▸ **Problem statement**: Quote all of the entries word for word.

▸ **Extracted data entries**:

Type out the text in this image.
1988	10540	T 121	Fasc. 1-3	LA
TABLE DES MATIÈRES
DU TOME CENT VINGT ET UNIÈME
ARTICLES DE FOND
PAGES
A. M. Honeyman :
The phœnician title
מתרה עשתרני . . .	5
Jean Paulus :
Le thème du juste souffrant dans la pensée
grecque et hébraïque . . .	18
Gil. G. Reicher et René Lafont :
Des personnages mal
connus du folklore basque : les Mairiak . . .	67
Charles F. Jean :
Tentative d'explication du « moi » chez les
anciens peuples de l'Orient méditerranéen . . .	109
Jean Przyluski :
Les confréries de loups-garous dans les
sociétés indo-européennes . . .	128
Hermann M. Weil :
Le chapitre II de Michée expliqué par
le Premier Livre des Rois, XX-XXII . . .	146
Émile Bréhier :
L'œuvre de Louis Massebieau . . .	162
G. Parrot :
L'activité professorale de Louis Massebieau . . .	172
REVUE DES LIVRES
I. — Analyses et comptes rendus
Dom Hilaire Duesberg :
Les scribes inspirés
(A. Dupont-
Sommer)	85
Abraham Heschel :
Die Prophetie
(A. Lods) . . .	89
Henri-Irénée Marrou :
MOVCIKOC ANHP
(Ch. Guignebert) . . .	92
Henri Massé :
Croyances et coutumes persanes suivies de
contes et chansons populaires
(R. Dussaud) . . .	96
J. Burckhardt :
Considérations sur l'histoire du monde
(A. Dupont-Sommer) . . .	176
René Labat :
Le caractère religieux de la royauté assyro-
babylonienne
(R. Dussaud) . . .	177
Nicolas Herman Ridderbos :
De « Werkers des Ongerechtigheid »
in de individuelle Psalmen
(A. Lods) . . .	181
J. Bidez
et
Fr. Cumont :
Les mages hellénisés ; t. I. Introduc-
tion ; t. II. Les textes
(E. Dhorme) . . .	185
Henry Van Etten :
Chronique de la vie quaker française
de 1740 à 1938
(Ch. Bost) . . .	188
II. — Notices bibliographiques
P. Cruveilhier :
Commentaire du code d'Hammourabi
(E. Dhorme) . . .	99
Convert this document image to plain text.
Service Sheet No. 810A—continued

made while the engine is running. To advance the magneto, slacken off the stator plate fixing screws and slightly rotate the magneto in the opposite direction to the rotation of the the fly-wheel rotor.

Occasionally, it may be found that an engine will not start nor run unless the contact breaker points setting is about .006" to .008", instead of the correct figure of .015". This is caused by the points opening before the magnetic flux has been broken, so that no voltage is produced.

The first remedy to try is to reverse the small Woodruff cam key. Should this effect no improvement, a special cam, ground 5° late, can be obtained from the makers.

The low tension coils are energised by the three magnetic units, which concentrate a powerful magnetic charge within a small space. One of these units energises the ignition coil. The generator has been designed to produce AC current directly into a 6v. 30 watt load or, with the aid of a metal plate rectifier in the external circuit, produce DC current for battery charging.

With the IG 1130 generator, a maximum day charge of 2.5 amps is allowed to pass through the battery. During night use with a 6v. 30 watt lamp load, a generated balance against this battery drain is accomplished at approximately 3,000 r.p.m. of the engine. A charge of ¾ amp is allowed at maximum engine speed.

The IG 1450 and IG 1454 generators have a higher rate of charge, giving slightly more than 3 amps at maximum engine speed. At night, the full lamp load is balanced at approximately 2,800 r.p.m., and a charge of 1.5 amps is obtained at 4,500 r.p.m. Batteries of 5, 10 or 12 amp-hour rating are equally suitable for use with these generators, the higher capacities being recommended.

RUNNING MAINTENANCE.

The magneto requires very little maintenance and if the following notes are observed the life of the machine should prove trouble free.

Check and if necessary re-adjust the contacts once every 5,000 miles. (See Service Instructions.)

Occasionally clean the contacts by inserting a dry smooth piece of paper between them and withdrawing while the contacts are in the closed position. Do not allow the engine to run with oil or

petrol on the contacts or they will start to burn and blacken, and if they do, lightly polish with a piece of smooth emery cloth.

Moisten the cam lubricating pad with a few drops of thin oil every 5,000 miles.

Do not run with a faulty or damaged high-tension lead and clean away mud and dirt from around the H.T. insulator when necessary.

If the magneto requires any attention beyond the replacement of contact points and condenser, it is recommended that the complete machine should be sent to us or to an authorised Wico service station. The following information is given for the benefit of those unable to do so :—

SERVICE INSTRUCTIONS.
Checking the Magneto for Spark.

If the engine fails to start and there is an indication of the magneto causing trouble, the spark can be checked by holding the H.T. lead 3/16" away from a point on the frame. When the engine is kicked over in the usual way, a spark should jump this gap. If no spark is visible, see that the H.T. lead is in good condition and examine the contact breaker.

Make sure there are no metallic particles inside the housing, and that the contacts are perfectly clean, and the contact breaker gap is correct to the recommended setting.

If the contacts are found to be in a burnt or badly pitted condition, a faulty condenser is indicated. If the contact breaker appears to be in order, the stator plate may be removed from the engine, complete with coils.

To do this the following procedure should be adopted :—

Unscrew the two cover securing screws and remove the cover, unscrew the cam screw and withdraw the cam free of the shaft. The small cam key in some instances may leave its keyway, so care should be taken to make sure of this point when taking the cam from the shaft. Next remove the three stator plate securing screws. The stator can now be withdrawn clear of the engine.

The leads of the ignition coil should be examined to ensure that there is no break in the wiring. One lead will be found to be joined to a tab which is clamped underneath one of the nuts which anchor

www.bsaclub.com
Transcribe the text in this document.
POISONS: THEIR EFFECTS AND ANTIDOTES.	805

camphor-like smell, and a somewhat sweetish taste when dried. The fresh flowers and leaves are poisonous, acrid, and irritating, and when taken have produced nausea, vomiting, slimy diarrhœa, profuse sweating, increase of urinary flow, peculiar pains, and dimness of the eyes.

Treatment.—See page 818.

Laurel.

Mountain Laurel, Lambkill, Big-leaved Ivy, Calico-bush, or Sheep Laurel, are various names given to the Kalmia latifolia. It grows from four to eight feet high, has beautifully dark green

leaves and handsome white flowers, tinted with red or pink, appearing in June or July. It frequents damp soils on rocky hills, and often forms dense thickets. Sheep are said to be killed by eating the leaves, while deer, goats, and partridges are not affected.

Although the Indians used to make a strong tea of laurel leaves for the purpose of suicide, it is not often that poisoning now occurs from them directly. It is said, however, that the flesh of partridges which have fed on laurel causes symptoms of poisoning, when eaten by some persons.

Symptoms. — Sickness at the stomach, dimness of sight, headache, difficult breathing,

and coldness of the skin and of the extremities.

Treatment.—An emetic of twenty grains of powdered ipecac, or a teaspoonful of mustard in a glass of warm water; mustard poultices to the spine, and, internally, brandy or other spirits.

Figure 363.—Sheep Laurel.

▸ **Task response**:
Type out the text in this image.
1988	10540	T 121	Fasc. 1-3	LA
TABLE DES MATIÈRES
DU TOME CENT VINGT ET UNIÈME
ARTICLES DE FOND
PAGES
A. M. Honeyman :
The phœnician title
מתרה עשתרני . . .	5
Jean Paulus :
Le thème du juste souffrant dans la pensée
grecque et hébraïque . . .	18
Gil. G. Reicher et René Lafont :
Des personnages mal
connus du folklore basque : les Mairiak . . .	67
Charles F. Jean :
Tentative d'explication du « moi » chez les
anciens peuples de l'Orient méditerranéen . . .	109
Jean Przyluski :
Les confréries de loups-garous dans les
sociétés indo-européennes . . .	128
Hermann M. Weil :
Le chapitre II de Michée expliqué par
le Premier Livre des Rois, XX-XXII . . .	146
Émile Bréhier :
L'œuvre de Louis Massebieau . . .	162
G. Parrot :
L'activité professorale de Louis Massebieau . . .	172
REVUE DES LIVRES
I. — Analyses et comptes rendus
Dom Hilaire Duesberg :
Les scribes inspirés
(A. Dupont-
Sommer)	85
Abraham Heschel :
Die Prophetie
(A. Lods) . . .	89
Henri-Irénée Marrou :
MOVCIKOC ANHP
(Ch. Guignebert) . . .	92
Henri Massé :
Croyances et coutumes persanes suivies de
contes et chansons populaires
(R. Dussaud) . . .	96
J. Burckhardt :
Considérations sur l'histoire du monde
(A. Dupont-Sommer) . . .	176
René Labat :
Le caractère religieux de la royauté assyro-
babylonienne
(R. Dussaud) . . .	177
Nicolas Herman Ridderbos :
De « Werkers des Ongerechtigheid »
in de individuelle Psalmen
(A. Lods) . . .	181
J. Bidez
et
Fr. Cumont :
Les mages hellénisés ; t. I. Introduc-
tion ; t. II. Les textes
(E. Dhorme) . . .	185
Henry Van Etten :
Chronique de la vie quaker française
de 1740 à 1938
(Ch. Bost) . . .	188
II. — Notices bibliographiques
P. Cruveilhier :
Commentaire du code d'Hammourabi
(E. Dhorme) . . .	99
Convert this document image to plain text.
Service Sheet No. 810A—continued

made while the engine is running. To advance the magneto, slacken off the stator plate fixing screws and slightly rotate the magneto in the opposite direction to the rotation of the the fly-wheel rotor.

Occasionally, it may be found that an engine will not start nor run unless the contact breaker points setting is about .006" to .008", instead of the correct figure of .015". This is caused by the points opening before the magnetic flux has been broken, so that no voltage is produced.

The first remedy to try is to reverse the small Woodruff cam key. Should this effect no improvement, a special cam, ground 5° late, can be obtained from the makers.

The low tension coils are energised by the three magnetic units, which concentrate a powerful magnetic charge within a small space. One of these units energises the ignition coil. The generator has been designed to produce AC current directly into a 6v. 30 watt load or, with the aid of a metal plate rectifier in the external circuit, produce DC current for battery charging.

With the IG 1130 generator, a maximum day charge of 2.5 amps is allowed to pass through the battery. During night use with a 6v. 30 watt lamp load, a generated balance against this battery drain is accomplished at approximately 3,000 r.p.m. of the engine. A charge of ¾ amp is allowed at maximum engine speed.

The IG 1450 and IG 1454 generators have a higher rate of charge, giving slightly more than 3 amps at maximum engine speed. At night, the full lamp load is balanced at approximately 2,800 r.p.m., and a charge of 1.5 amps is obtained at 4,500 r.p.m. Batteries of 5, 10 or 12 amp-hour rating are equally suitable for use with these generators, the higher capacities being recommended.

RUNNING MAINTENANCE.

The magneto requires very little maintenance and if the following notes are observed the life of the machine should prove trouble free.

Check and if necessary re-adjust the contacts once every 5,000 miles. (See Service Instructions.)

Occasionally clean the contacts by inserting a dry smooth piece of paper between them and withdrawing while the contacts are in the closed position. Do not allow the engine to run with oil or

petrol on the contacts or they will start to burn and blacken, and if they do, lightly polish with a piece of smooth emery cloth.

Moisten the cam lubricating pad with a few drops of thin oil every 5,000 miles.

Do not run with a faulty or damaged high-tension lead and clean away mud and dirt from around the H.T. insulator when necessary.

If the magneto requires any attention beyond the replacement of contact points and condenser, it is recommended that the complete machine should be sent to us or to an authorised Wico service station. The following information is given for the benefit of those unable to do so :—

SERVICE INSTRUCTIONS.
Checking the Magneto for Spark.

If the engine fails to start and there is an indication of the magneto causing trouble, the spark can be checked by holding the H.T. lead 3/16" away from a point on the frame. When the engine is kicked over in the usual way, a spark should jump this gap. If no spark is visible, see that the H.T. lead is in good condition and examine the contact breaker.

Make sure there are no metallic particles inside the housing, and that the contacts are perfectly clean, and the contact breaker gap is correct to the recommended setting.

If the contacts are found to be in a burnt or badly pitted condition, a faulty condenser is indicated. If the contact breaker appears to be in order, the stator plate may be removed from the engine, complete with coils.

To do this the following procedure should be adopted :—

Unscrew the two cover securing screws and remove the cover, unscrew the cam screw and withdraw the cam free of the shaft. The small cam key in some instances may leave its keyway, so care should be taken to make sure of this point when taking the cam from the shaft. Next remove the three stator plate securing screws. The stator can now be withdrawn clear of the engine.

The leads of the ignition coil should be examined to ensure that there is no break in the wiring. One lead will be found to be joined to a tab which is clamped underneath one of the nuts which anchor

www.bsaclub.com
Transcribe the text in this document.
POISONS: THEIR EFFECTS AND ANTIDOTES.	805

camphor-like smell, and a somewhat sweetish taste when dried. The fresh flowers and leaves are poisonous, acrid, and irritating, and when taken have produced nausea, vomiting, slimy diarrhœa, profuse sweating, increase of urinary flow, peculiar pains, and dimness of the eyes.

Treatment.—See page 818.

Laurel.

Mountain Laurel, Lambkill, Big-leaved Ivy, Calico-bush, or Sheep Laurel, are various names given to the Kalmia latifolia. It grows from four to eight feet high, has beautifully dark green

leaves and handsome white flowers, tinted with red or pink, appearing in June or July. It frequents damp soils on rocky hills, and often forms dense thickets. Sheep are said to be killed by eating the leaves, while deer, goats, and partridges are not affected.

Although the Indians used to make a strong tea of laurel leaves for the purpose of suicide, it is not often that poisoning now occurs from them directly. It is said, however, that the flesh of partridges which have fed on laurel causes symptoms of poisoning, when eaten by some persons.

Symptoms. — Sickness at the stomach, dimness of sight, headache, difficult breathing,

and coldness of the skin and of the extremities.

Treatment.—An emetic of twenty grains of powdered ipecac, or a teaspoonful of mustard in a glass of warm water; mustard poultices to the spine, and, internally, brandy or other spirits.

Figure 363.—Sheep Laurel.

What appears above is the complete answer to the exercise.